> [EXERCISE OBJECTIVE]: Reproduce the listing below without any change.

> [THE RECORDS]:

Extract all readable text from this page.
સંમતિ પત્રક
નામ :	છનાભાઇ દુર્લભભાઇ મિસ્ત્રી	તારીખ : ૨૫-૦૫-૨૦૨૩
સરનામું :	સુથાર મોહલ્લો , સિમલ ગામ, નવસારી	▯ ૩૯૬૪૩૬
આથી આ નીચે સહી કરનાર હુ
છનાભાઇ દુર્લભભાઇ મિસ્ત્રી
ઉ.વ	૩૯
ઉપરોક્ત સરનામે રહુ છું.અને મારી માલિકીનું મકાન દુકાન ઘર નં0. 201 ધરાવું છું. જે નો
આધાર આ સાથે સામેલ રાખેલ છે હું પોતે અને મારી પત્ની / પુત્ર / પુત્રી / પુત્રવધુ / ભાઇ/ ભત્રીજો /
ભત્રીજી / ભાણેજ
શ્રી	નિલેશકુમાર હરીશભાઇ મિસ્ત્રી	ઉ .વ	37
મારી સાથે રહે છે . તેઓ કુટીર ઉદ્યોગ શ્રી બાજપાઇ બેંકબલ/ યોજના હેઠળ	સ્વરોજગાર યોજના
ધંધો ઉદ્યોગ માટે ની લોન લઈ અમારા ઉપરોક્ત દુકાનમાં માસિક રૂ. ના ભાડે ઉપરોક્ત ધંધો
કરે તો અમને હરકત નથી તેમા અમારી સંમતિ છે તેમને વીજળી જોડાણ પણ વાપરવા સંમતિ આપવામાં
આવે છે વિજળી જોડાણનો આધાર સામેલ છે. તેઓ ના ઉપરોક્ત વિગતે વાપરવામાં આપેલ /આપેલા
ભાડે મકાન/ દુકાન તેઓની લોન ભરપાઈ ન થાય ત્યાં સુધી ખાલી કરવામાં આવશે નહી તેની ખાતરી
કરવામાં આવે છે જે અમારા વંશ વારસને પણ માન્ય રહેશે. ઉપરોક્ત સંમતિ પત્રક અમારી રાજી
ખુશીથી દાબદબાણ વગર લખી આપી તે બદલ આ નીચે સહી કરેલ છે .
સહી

> [COMPLETED TASK]:
Extract all readable text from this page.
સંમતિ પત્રક
નામ :	છનાભાઇ દુર્લભભાઇ મિસ્ત્રી	તારીખ : ૨૫-૦૫-૨૦૨૩
સરનામું :	સુથાર મોહલ્લો , સિમલ ગામ, નવસારી	▯ ૩૯૬૪૩૬
આથી આ નીચે સહી કરનાર હુ
છનાભાઇ દુર્લભભાઇ મિસ્ત્રી
ઉ.વ	૩૯
ઉપરોક્ત સરનામે રહુ છું.અને મારી માલિકીનું મકાન દુકાન ઘર નં0. 201 ધરાવું છું. જે નો
આધાર આ સાથે સામેલ રાખેલ છે હું પોતે અને મારી પત્ની / પુત્ર / પુત્રી / પુત્રવધુ / ભાઇ/ ભત્રીજો /
ભત્રીજી / ભાણેજ
શ્રી	નિલેશકુમાર હરીશભાઇ મિસ્ત્રી	ઉ .વ	37
મારી સાથે રહે છે . તેઓ કુટીર ઉદ્યોગ શ્રી બાજપાઇ બેંકબલ/ યોજના હેઠળ	સ્વરોજગાર યોજના
ધંધો ઉદ્યોગ માટે ની લોન લઈ અમારા ઉપરોક્ત દુકાનમાં માસિક રૂ. ના ભાડે ઉપરોક્ત ધંધો
કરે તો અમને હરકત નથી તેમા અમારી સંમતિ છે તેમને વીજળી જોડાણ પણ વાપરવા સંમતિ આપવામાં
આવે છે વિજળી જોડાણનો આધાર સામેલ છે. તેઓ ના ઉપરોક્ત વિગતે વાપરવામાં આપેલ /આપેલા
ભાડે મકાન/ દુકાન તેઓની લોન ભરપાઈ ન થાય ત્યાં સુધી ખાલી કરવામાં આવશે નહી તેની ખાતરી
કરવામાં આવે છે જે અમારા વંશ વારસને પણ માન્ય રહેશે. ઉપરોક્ત સંમતિ પત્રક અમારી રાજી
ખુશીથી દાબદબાણ વગર લખી આપી તે બદલ આ નીચે સહી કરેલ છે .
સહી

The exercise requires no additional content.